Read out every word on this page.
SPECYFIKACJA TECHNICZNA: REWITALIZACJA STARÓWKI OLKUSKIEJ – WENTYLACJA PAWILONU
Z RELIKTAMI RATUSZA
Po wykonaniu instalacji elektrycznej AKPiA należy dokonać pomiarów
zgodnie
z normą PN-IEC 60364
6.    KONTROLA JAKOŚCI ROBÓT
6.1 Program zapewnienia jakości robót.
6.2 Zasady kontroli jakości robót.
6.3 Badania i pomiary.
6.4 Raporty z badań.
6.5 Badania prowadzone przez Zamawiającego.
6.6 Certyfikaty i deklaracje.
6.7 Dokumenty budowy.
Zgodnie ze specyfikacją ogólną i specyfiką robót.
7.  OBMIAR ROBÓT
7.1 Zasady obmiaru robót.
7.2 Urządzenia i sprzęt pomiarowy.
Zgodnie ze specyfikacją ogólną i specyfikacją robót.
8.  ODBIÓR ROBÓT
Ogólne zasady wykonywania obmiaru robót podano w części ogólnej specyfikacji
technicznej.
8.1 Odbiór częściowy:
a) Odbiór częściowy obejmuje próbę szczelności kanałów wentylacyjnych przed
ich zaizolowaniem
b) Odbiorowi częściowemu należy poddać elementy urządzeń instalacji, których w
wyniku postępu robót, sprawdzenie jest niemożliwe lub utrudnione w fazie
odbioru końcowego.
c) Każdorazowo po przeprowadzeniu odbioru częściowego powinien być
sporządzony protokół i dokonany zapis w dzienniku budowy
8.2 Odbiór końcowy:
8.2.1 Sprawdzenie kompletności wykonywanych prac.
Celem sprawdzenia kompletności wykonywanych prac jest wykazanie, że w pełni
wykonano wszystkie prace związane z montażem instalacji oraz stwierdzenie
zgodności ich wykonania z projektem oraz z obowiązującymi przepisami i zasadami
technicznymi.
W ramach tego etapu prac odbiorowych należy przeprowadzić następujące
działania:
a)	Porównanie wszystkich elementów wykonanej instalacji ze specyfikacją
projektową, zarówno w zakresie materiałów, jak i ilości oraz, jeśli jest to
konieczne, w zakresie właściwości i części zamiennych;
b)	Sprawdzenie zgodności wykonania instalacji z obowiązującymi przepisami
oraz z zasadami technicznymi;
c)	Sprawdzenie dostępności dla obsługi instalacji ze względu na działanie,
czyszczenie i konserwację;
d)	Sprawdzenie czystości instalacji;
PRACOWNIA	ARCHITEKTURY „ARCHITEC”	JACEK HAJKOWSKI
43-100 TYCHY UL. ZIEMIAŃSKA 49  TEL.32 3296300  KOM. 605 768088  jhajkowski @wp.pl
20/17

◆ **Requirements**
Go through the records and print each one exactly.

◆ **Response to this task**
Read out every word on this page.
SPECYFIKACJA TECHNICZNA: REWITALIZACJA STARÓWKI OLKUSKIEJ – WENTYLACJA PAWILONU
Z RELIKTAMI RATUSZA
Po wykonaniu instalacji elektrycznej AKPiA należy dokonać pomiarów
zgodnie
z normą PN-IEC 60364
6.    KONTROLA JAKOŚCI ROBÓT
6.1 Program zapewnienia jakości robót.
6.2 Zasady kontroli jakości robót.
6.3 Badania i pomiary.
6.4 Raporty z badań.
6.5 Badania prowadzone przez Zamawiającego.
6.6 Certyfikaty i deklaracje.
6.7 Dokumenty budowy.
Zgodnie ze specyfikacją ogólną i specyfiką robót.
7.  OBMIAR ROBÓT
7.1 Zasady obmiaru robót.
7.2 Urządzenia i sprzęt pomiarowy.
Zgodnie ze specyfikacją ogólną i specyfikacją robót.
8.  ODBIÓR ROBÓT
Ogólne zasady wykonywania obmiaru robót podano w części ogólnej specyfikacji
technicznej.
8.1 Odbiór częściowy:
a) Odbiór częściowy obejmuje próbę szczelności kanałów wentylacyjnych przed
ich zaizolowaniem
b) Odbiorowi częściowemu należy poddać elementy urządzeń instalacji, których w
wyniku postępu robót, sprawdzenie jest niemożliwe lub utrudnione w fazie
odbioru końcowego.
c) Każdorazowo po przeprowadzeniu odbioru częściowego powinien być
sporządzony protokół i dokonany zapis w dzienniku budowy
8.2 Odbiór końcowy:
8.2.1 Sprawdzenie kompletności wykonywanych prac.
Celem sprawdzenia kompletności wykonywanych prac jest wykazanie, że w pełni
wykonano wszystkie prace związane z montażem instalacji oraz stwierdzenie
zgodności ich wykonania z projektem oraz z obowiązującymi przepisami i zasadami
technicznymi.
W ramach tego etapu prac odbiorowych należy przeprowadzić następujące
działania:
a)	Porównanie wszystkich elementów wykonanej instalacji ze specyfikacją
projektową, zarówno w zakresie materiałów, jak i ilości oraz, jeśli jest to
konieczne, w zakresie właściwości i części zamiennych;
b)	Sprawdzenie zgodności wykonania instalacji z obowiązującymi przepisami
oraz z zasadami technicznymi;
c)	Sprawdzenie dostępności dla obsługi instalacji ze względu na działanie,
czyszczenie i konserwację;
d)	Sprawdzenie czystości instalacji;
PRACOWNIA	ARCHITEKTURY „ARCHITEC”	JACEK HAJKOWSKI
43-100 TYCHY UL. ZIEMIAŃSKA 49  TEL.32 3296300  KOM. 605 768088  jhajkowski @wp.pl
20/17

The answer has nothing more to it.